What this task involves
Search the material for the string "outside", then return every line where it is found.

Input records

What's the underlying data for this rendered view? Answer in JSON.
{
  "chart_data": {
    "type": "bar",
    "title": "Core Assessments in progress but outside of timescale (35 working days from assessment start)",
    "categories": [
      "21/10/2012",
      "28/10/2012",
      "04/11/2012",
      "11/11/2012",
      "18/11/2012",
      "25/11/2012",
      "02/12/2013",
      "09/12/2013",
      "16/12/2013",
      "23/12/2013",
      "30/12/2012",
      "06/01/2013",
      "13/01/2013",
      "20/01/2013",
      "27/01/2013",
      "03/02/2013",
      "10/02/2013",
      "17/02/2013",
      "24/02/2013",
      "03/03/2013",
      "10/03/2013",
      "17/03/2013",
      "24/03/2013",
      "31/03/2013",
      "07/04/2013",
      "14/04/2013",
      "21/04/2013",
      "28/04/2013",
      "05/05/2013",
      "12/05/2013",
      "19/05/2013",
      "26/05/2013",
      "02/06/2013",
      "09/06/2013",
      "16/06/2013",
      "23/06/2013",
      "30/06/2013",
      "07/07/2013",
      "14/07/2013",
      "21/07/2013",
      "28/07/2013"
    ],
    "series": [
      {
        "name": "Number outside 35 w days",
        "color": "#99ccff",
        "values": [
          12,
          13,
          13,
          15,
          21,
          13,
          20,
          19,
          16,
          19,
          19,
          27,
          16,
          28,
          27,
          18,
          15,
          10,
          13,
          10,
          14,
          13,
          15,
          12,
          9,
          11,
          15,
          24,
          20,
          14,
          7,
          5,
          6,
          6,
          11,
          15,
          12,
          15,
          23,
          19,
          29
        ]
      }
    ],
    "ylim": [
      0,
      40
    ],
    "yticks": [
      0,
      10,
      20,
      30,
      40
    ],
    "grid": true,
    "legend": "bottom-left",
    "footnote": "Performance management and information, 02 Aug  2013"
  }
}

Answer to this exercise
    "title": "Core Assessments in progress but outside of timescale (35 working days from assessment start)",
        "name": "Number outside 35 w days",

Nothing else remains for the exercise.